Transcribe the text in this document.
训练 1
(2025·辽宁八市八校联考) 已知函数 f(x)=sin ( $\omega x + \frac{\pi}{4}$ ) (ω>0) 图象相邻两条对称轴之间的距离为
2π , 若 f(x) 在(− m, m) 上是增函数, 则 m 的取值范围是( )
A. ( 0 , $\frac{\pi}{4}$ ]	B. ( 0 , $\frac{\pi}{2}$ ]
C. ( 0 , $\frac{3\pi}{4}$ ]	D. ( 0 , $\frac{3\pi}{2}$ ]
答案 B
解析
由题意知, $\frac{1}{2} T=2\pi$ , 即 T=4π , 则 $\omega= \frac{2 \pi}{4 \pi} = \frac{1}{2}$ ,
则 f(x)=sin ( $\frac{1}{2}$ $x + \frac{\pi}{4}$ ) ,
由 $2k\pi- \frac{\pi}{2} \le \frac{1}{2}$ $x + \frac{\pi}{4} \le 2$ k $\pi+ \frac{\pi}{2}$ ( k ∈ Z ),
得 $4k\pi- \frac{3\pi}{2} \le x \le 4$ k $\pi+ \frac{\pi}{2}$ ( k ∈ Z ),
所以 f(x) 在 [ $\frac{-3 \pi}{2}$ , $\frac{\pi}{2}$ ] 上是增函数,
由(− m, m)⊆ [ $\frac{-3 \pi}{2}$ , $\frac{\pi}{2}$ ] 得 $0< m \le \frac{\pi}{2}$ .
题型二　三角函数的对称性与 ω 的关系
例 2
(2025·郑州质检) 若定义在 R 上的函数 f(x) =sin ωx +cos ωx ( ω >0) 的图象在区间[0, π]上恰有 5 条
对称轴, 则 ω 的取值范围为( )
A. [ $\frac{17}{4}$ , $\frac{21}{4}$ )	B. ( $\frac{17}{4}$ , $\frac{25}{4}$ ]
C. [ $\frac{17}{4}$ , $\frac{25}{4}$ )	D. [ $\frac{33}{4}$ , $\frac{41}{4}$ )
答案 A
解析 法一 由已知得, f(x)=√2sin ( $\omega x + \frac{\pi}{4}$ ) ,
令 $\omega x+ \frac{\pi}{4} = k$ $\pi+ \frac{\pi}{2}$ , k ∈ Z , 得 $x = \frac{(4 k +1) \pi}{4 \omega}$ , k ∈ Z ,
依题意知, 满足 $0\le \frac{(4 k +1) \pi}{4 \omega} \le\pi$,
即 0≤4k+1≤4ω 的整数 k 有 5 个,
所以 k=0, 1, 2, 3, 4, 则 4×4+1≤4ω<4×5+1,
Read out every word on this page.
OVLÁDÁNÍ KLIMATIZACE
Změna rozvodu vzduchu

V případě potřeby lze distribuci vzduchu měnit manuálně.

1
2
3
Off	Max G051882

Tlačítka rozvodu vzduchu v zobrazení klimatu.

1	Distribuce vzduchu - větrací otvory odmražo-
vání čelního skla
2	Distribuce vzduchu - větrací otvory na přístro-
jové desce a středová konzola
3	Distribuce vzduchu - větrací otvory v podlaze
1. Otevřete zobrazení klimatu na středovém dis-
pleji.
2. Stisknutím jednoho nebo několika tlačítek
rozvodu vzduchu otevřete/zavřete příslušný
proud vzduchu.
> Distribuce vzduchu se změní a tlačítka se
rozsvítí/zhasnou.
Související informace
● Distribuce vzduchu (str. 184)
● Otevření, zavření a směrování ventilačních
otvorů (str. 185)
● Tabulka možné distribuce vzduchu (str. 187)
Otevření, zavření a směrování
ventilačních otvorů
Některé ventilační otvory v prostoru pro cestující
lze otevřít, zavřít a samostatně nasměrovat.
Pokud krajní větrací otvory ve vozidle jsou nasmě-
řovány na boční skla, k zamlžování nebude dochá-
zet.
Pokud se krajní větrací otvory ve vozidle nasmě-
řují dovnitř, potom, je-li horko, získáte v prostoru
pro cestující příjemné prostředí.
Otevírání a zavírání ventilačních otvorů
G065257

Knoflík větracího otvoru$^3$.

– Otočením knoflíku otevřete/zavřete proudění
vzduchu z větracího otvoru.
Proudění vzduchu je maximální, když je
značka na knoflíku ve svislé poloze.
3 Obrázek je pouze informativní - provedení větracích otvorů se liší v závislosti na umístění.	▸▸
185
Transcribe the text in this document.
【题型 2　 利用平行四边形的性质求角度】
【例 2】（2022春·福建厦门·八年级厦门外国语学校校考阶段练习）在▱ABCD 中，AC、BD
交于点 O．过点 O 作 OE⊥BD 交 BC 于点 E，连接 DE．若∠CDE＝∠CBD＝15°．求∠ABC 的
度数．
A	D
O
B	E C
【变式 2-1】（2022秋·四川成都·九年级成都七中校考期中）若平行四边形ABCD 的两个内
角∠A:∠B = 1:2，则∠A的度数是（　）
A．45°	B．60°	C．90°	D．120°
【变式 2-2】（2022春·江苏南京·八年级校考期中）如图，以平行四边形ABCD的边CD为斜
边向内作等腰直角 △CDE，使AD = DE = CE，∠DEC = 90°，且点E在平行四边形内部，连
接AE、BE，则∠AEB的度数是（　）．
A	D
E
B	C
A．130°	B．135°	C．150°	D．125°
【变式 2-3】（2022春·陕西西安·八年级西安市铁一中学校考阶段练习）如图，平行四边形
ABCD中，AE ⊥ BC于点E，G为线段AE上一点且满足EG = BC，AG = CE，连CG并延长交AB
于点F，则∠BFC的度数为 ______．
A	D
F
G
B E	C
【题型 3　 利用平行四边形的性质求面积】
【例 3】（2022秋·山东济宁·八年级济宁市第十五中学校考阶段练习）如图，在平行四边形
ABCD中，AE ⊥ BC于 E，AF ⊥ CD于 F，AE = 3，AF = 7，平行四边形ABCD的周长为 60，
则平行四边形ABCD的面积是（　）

What you are asked to do:
Each entry above is to be set down again in exactly the same words.

Solution:
Transcribe the text in this document.
训练 1
(2025·辽宁八市八校联考) 已知函数 f(x)=sin ( $\omega x + \frac{\pi}{4}$ ) (ω>0) 图象相邻两条对称轴之间的距离为
2π , 若 f(x) 在(− m, m) 上是增函数, 则 m 的取值范围是( )
A. ( 0 , $\frac{\pi}{4}$ ]	B. ( 0 , $\frac{\pi}{2}$ ]
C. ( 0 , $\frac{3\pi}{4}$ ]	D. ( 0 , $\frac{3\pi}{2}$ ]
答案 B
解析
由题意知, $\frac{1}{2} T=2\pi$ , 即 T=4π , 则 $\omega= \frac{2 \pi}{4 \pi} = \frac{1}{2}$ ,
则 f(x)=sin ( $\frac{1}{2}$ $x + \frac{\pi}{4}$ ) ,
由 $2k\pi- \frac{\pi}{2} \le \frac{1}{2}$ $x + \frac{\pi}{4} \le 2$ k $\pi+ \frac{\pi}{2}$ ( k ∈ Z ),
得 $4k\pi- \frac{3\pi}{2} \le x \le 4$ k $\pi+ \frac{\pi}{2}$ ( k ∈ Z ),
所以 f(x) 在 [ $\frac{-3 \pi}{2}$ , $\frac{\pi}{2}$ ] 上是增函数,
由(− m, m)⊆ [ $\frac{-3 \pi}{2}$ , $\frac{\pi}{2}$ ] 得 $0< m \le \frac{\pi}{2}$ .
题型二　三角函数的对称性与 ω 的关系
例 2
(2025·郑州质检) 若定义在 R 上的函数 f(x) =sin ωx +cos ωx ( ω >0) 的图象在区间[0, π]上恰有 5 条
对称轴, 则 ω 的取值范围为( )
A. [ $\frac{17}{4}$ , $\frac{21}{4}$ )	B. ( $\frac{17}{4}$ , $\frac{25}{4}$ ]
C. [ $\frac{17}{4}$ , $\frac{25}{4}$ )	D. [ $\frac{33}{4}$ , $\frac{41}{4}$ )
答案 A
解析 法一 由已知得, f(x)=√2sin ( $\omega x + \frac{\pi}{4}$ ) ,
令 $\omega x+ \frac{\pi}{4} = k$ $\pi+ \frac{\pi}{2}$ , k ∈ Z , 得 $x = \frac{(4 k +1) \pi}{4 \omega}$ , k ∈ Z ,
依题意知, 满足 $0\le \frac{(4 k +1) \pi}{4 \omega} \le\pi$,
即 0≤4k+1≤4ω 的整数 k 有 5 个,
所以 k=0, 1, 2, 3, 4, 则 4×4+1≤4ω<4×5+1,
Read out every word on this page.
OVLÁDÁNÍ KLIMATIZACE
Změna rozvodu vzduchu

V případě potřeby lze distribuci vzduchu měnit manuálně.

1
2
3
Off	Max G051882

Tlačítka rozvodu vzduchu v zobrazení klimatu.

1	Distribuce vzduchu - větrací otvory odmražo-
vání čelního skla
2	Distribuce vzduchu - větrací otvory na přístro-
jové desce a středová konzola
3	Distribuce vzduchu - větrací otvory v podlaze
1. Otevřete zobrazení klimatu na středovém dis-
pleji.
2. Stisknutím jednoho nebo několika tlačítek
rozvodu vzduchu otevřete/zavřete příslušný
proud vzduchu.
> Distribuce vzduchu se změní a tlačítka se
rozsvítí/zhasnou.
Související informace
● Distribuce vzduchu (str. 184)
● Otevření, zavření a směrování ventilačních
otvorů (str. 185)
● Tabulka možné distribuce vzduchu (str. 187)
Otevření, zavření a směrování
ventilačních otvorů
Některé ventilační otvory v prostoru pro cestující
lze otevřít, zavřít a samostatně nasměrovat.
Pokud krajní větrací otvory ve vozidle jsou nasmě-
řovány na boční skla, k zamlžování nebude dochá-
zet.
Pokud se krajní větrací otvory ve vozidle nasmě-
řují dovnitř, potom, je-li horko, získáte v prostoru
pro cestující příjemné prostředí.
Otevírání a zavírání ventilačních otvorů
G065257

Knoflík větracího otvoru$^3$.

– Otočením knoflíku otevřete/zavřete proudění
vzduchu z větracího otvoru.
Proudění vzduchu je maximální, když je
značka na knoflíku ve svislé poloze.
3 Obrázek je pouze informativní - provedení větracích otvorů se liší v závislosti na umístění.	▸▸
185
Transcribe the text in this document.
【题型 2　 利用平行四边形的性质求角度】
【例 2】（2022春·福建厦门·八年级厦门外国语学校校考阶段练习）在▱ABCD 中，AC、BD
交于点 O．过点 O 作 OE⊥BD 交 BC 于点 E，连接 DE．若∠CDE＝∠CBD＝15°．求∠ABC 的
度数．
A	D
O
B	E C
【变式 2-1】（2022秋·四川成都·九年级成都七中校考期中）若平行四边形ABCD 的两个内
角∠A:∠B = 1:2，则∠A的度数是（　）
A．45°	B．60°	C．90°	D．120°
【变式 2-2】（2022春·江苏南京·八年级校考期中）如图，以平行四边形ABCD的边CD为斜
边向内作等腰直角 △CDE，使AD = DE = CE，∠DEC = 90°，且点E在平行四边形内部，连
接AE、BE，则∠AEB的度数是（　）．
A	D
E
B	C
A．130°	B．135°	C．150°	D．125°
【变式 2-3】（2022春·陕西西安·八年级西安市铁一中学校考阶段练习）如图，平行四边形
ABCD中，AE ⊥ BC于点E，G为线段AE上一点且满足EG = BC，AG = CE，连CG并延长交AB
于点F，则∠BFC的度数为 ______．
A	D
F
G
B E	C
【题型 3　 利用平行四边形的性质求面积】
【例 3】（2022秋·山东济宁·八年级济宁市第十五中学校考阶段练习）如图，在平行四边形
ABCD中，AE ⊥ BC于 E，AF ⊥ CD于 F，AE = 3，AF = 7，平行四边形ABCD的周长为 60，
则平行四边形ABCD的面积是（　）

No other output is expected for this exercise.